* AIM:
Put every line of the data below into a Markdown table with the columns Row and Data line, numbering the rows and skipping blank lines. Leave the pictures out of the table.

* Element box records:

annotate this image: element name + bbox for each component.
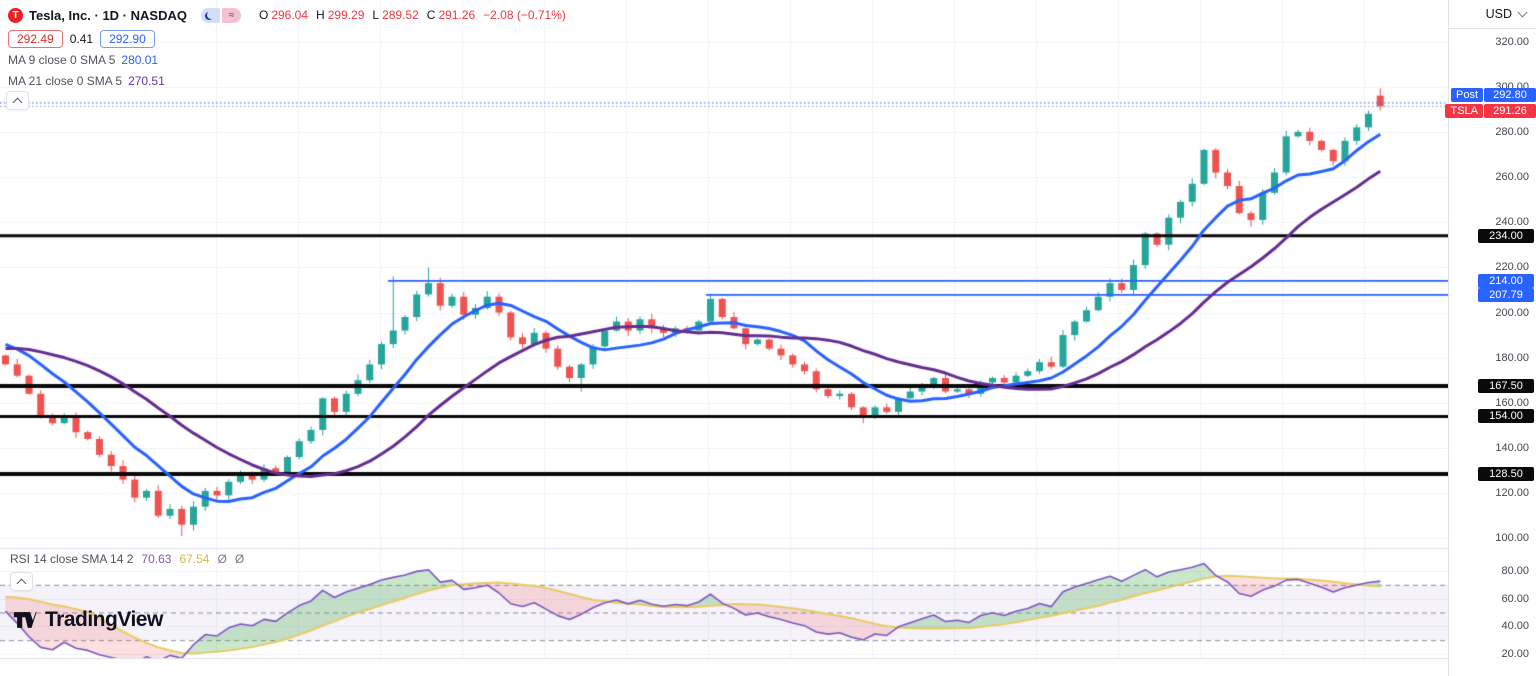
rsi-axis-tick: 20.00 xyxy=(1501,647,1529,660)
level-price-badge: 167.50 xyxy=(1478,378,1534,393)
post-market-price-tag-label: Post xyxy=(1450,88,1483,103)
price-axis-tick: 140.00 xyxy=(1495,441,1529,454)
last-price-tag-value: 291.26 xyxy=(1484,103,1536,118)
spread-value: 0.41 xyxy=(69,32,94,46)
price-axis-tick: 160.00 xyxy=(1495,396,1529,409)
rsi-axis-tick: 40.00 xyxy=(1501,620,1529,633)
price-axis[interactable]: USD 320.00 300.00 280.00 260.00 240.00 220.00… xyxy=(1445,0,1536,676)
currency-label: USD xyxy=(1485,7,1512,21)
rsi-axis-tick: 80.00 xyxy=(1501,565,1529,577)
level-price-badge: 234.00 xyxy=(1478,228,1534,243)
price-axis-tick: 200.00 xyxy=(1495,306,1529,319)
level-price-badge: 128.50 xyxy=(1478,466,1534,481)
rsi-legend: RSI 14 close SMA 14 2 70.63 67.54 Ø Ø xyxy=(10,552,244,566)
price-axis-tick: 100.00 xyxy=(1495,532,1529,545)
tradingview-mark-icon xyxy=(13,612,37,628)
level-price-badge: 154.00 xyxy=(1478,409,1534,424)
high-value: 299.29 xyxy=(327,8,365,22)
price-axis-tick: 280.00 xyxy=(1495,125,1529,138)
ma9-value: 280.01 xyxy=(121,53,159,67)
tesla-logo-icon: T xyxy=(8,7,23,23)
ma9-legend: MA 9 close 0 SMA 5 280.01 xyxy=(8,53,566,70)
ohlc-readout: O 296.04 H 299.29 L 289.52 C 291.26 −2.08 (−… xyxy=(259,8,566,22)
tradingview-wordmark: TradingView xyxy=(45,608,163,631)
alert-price-badge: 207.79 xyxy=(1478,287,1534,302)
bid-price-box[interactable]: 292.49 xyxy=(8,30,63,48)
post-market-price-tag: Post 292.80 xyxy=(1450,88,1536,103)
price-axis-tick: 260.00 xyxy=(1495,171,1529,184)
chevron-up-icon xyxy=(12,97,23,107)
high-label: H xyxy=(316,8,325,22)
change-value: −2.08 (−0.71%) xyxy=(483,8,566,22)
last-price-tag-label: TSLA xyxy=(1445,103,1483,118)
post-market-icon[interactable]: ≈ xyxy=(221,7,241,23)
rsi-pane-collapse-button[interactable] xyxy=(10,572,33,591)
rsi-axis-tick: 60.00 xyxy=(1501,592,1529,605)
crescent-icon xyxy=(207,11,215,19)
ask-price-box[interactable]: 292.90 xyxy=(100,30,155,48)
post-market-price-tag-value: 292.80 xyxy=(1484,88,1536,103)
rsi-sma-value: 67.54 xyxy=(179,552,210,566)
main-pane-collapse-button[interactable] xyxy=(6,91,29,110)
ma21-label: MA 21 close 0 SMA 5 xyxy=(8,74,123,88)
ma9-label: MA 9 close 0 SMA 5 xyxy=(8,53,116,67)
price-axis-tick: 220.00 xyxy=(1495,261,1529,274)
price-axis-tick: 240.00 xyxy=(1495,216,1529,229)
currency-selector[interactable]: USD xyxy=(1449,0,1536,29)
chevron-up-icon xyxy=(16,578,27,588)
price-axis-tick: 120.00 xyxy=(1495,487,1529,500)
close-label: C xyxy=(426,8,436,22)
close-value: 291.26 xyxy=(438,8,476,22)
alert-price-badge: 214.00 xyxy=(1478,273,1534,288)
chevron-down-icon xyxy=(1517,7,1528,18)
chart-title[interactable]: Tesla, Inc. · 1D · NASDAQ xyxy=(29,7,187,23)
ma21-value: 270.51 xyxy=(128,74,165,88)
rsi-value: 70.63 xyxy=(141,552,172,566)
open-label: O xyxy=(258,8,269,22)
low-value: 289.52 xyxy=(382,8,419,22)
last-price-tag: TSLA 291.26 xyxy=(1445,103,1536,118)
open-value: 296.04 xyxy=(271,8,309,22)
rsi-label: RSI 14 close SMA 14 2 xyxy=(10,552,134,566)
price-chart-canvas[interactable] xyxy=(0,0,1448,676)
price-axis-tick: 320.00 xyxy=(1495,35,1529,48)
market-closed-moon-icon[interactable] xyxy=(200,7,220,23)
tradingview-logo[interactable]: TradingView xyxy=(12,607,163,633)
market-status-pills[interactable]: ≈ xyxy=(200,7,241,23)
low-label: L xyxy=(372,8,380,22)
rsi-empty-value-2: Ø xyxy=(234,552,245,566)
price-axis-tick: 180.00 xyxy=(1495,351,1529,364)
ma21-legend: MA 21 close 0 SMA 5 270.51 xyxy=(8,74,566,91)
rsi-empty-value-1: Ø xyxy=(217,552,227,566)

* ANSWER FOR THE TASK:
| Row | Data line |
|---|---|
| 1 | annotate this image: element name + bbox for each component. |
| 2 | rsi-axis-tick: 20.00 xyxy=(1501,647,1529,660) |
| 3 | level-price-badge: 167.50 xyxy=(1478,378,1534,393) |
| 4 | post-market-price-tag-label: Post xyxy=(1450,88,1483,103) |
| 5 | price-axis-tick: 140.00 xyxy=(1495,441,1529,454) |
| 6 | last-price-tag-value: 291.26 xyxy=(1484,103,1536,118) |
| 7 | spread-value: 0.41 xyxy=(69,32,94,46) |
| 8 | price-axis-tick: 160.00 xyxy=(1495,396,1529,409) |
| 9 | rsi-axis-tick: 40.00 xyxy=(1501,620,1529,633) |
| 10 | price-axis[interactable]: USD 320.00 300.00 280.00 260.00 240.00 220.00… xyxy=(1445,0,1536,676) |
| 11 | currency-label: USD xyxy=(1485,7,1512,21) |
| 12 | rsi-axis-tick: 80.00 xyxy=(1501,565,1529,577) |
| 13 | level-price-badge: 234.00 xyxy=(1478,228,1534,243) |
| 14 | price-axis-tick: 200.00 xyxy=(1495,306,1529,319) |
| 15 | level-price-badge: 128.50 xyxy=(1478,466,1534,481) |
| 16 | rsi-legend: RSI 14 close SMA 14 2 70.63 67.54 Ø Ø xyxy=(10,552,244,566) |
| 17 | price-axis-tick: 100.00 xyxy=(1495,532,1529,545) |
| 18 | tradingview-mark-icon xyxy=(13,612,37,628) |
| 19 | level-price-badge: 154.00 xyxy=(1478,409,1534,424) |
| 20 | high-value: 299.29 xyxy=(327,8,365,22) |
| 21 | price-axis-tick: 280.00 xyxy=(1495,125,1529,138) |
| 22 | ma9-value: 280.01 xyxy=(121,53,159,67) |
| 23 | tesla-logo-icon: T xyxy=(8,7,23,23) |
| 24 | ma9-legend: MA 9 close 0 SMA 5 280.01 xyxy=(8,53,566,70) |
| 25 | ohlc-readout: O 296.04 H 299.29 L 289.52 C 291.26 −2.08 (−… xyxy=(259,8,566,22) |
| 26 | tradingview-wordmark: TradingView xyxy=(45,608,163,631) |
| 27 | alert-price-badge: 207.79 xyxy=(1478,287,1534,302) |
| 28 | bid-price-box[interactable]: 292.49 xyxy=(8,30,63,48) |
| 29 | post-market-price-tag: Post 292.80 xyxy=(1450,88,1536,103) |
| 30 | price-axis-tick: 260.00 xyxy=(1495,171,1529,184) |
| 31 | chevron-up-icon xyxy=(12,97,23,107) |
| 32 | high-label: H xyxy=(316,8,325,22) |
| 33 | change-value: −2.08 (−0.71%) xyxy=(483,8,566,22) |
| 34 | last-price-tag-label: TSLA xyxy=(1445,103,1483,118) |
| 35 | post-market-icon[interactable]: ≈ xyxy=(221,7,241,23) |
| 36 | rsi-pane-collapse-button[interactable] xyxy=(10,572,33,591) |
| 37 | rsi-axis-tick: 60.00 xyxy=(1501,592,1529,605) |
| 38 | crescent-icon xyxy=(207,11,215,19) |
| 39 | ask-price-box[interactable]: 292.90 xyxy=(100,30,155,48) |
| 40 | post-market-price-tag-value: 292.80 xyxy=(1484,88,1536,103) |
| 41 | rsi-sma-value: 67.54 xyxy=(179,552,210,566) |
| 42 | main-pane-collapse-button[interactable] xyxy=(6,91,29,110) |
| 43 | ma21-label: MA 21 close 0 SMA 5 xyxy=(8,74,123,88) |
| 44 | ma9-label: MA 9 close 0 SMA 5 xyxy=(8,53,116,67) |
| 45 | price-axis-tick: 220.00 xyxy=(1495,261,1529,274) |
| 46 | price-axis-tick: 240.00 xyxy=(1495,216,1529,229) |
| 47 | currency-selector[interactable]: USD xyxy=(1449,0,1536,29) |
| 48 | chevron-up-icon xyxy=(16,578,27,588) |
| 49 | price-axis-tick: 120.00 xyxy=(1495,487,1529,500) |
| 50 | close-label: C xyxy=(426,8,436,22) |
| 51 | close-value: 291.26 xyxy=(438,8,476,22) |
| 52 | alert-price-badge: 214.00 xyxy=(1478,273,1534,288) |
| 53 | chevron-down-icon xyxy=(1517,7,1528,18) |
| 54 | chart-title[interactable]: Tesla, Inc. · 1D · NASDAQ xyxy=(29,7,187,23) |
| 55 | ma21-value: 270.51 xyxy=(128,74,165,88) |
| 56 | rsi-value: 70.63 xyxy=(141,552,172,566) |
| 57 | open-label: O xyxy=(258,8,269,22) |
| 58 | low-value: 289.52 xyxy=(382,8,419,22) |
| 59 | last-price-tag: TSLA 291.26 xyxy=(1445,103,1536,118) |
| 60 | open-value: 296.04 xyxy=(271,8,309,22) |
| 61 | rsi-label: RSI 14 close SMA 14 2 xyxy=(10,552,134,566) |
| 62 | price-chart-canvas[interactable] xyxy=(0,0,1448,676) |
| 63 | price-axis-tick: 320.00 xyxy=(1495,35,1529,48) |
| 64 | market-closed-moon-icon[interactable] xyxy=(200,7,220,23) |
| 65 | tradingview-logo[interactable]: TradingView xyxy=(12,607,163,633) |
| 66 | market-status-pills[interactable]: ≈ xyxy=(200,7,241,23) |
| 67 | low-label: L xyxy=(372,8,380,22) |
| 68 | rsi-empty-value-2: Ø xyxy=(234,552,245,566) |
| 69 | price-axis-tick: 180.00 xyxy=(1495,351,1529,364) |
| 70 | ma21-legend: MA 21 close 0 SMA 5 270.51 xyxy=(8,74,566,91) |
| 71 | rsi-empty-value-1: Ø xyxy=(217,552,227,566) |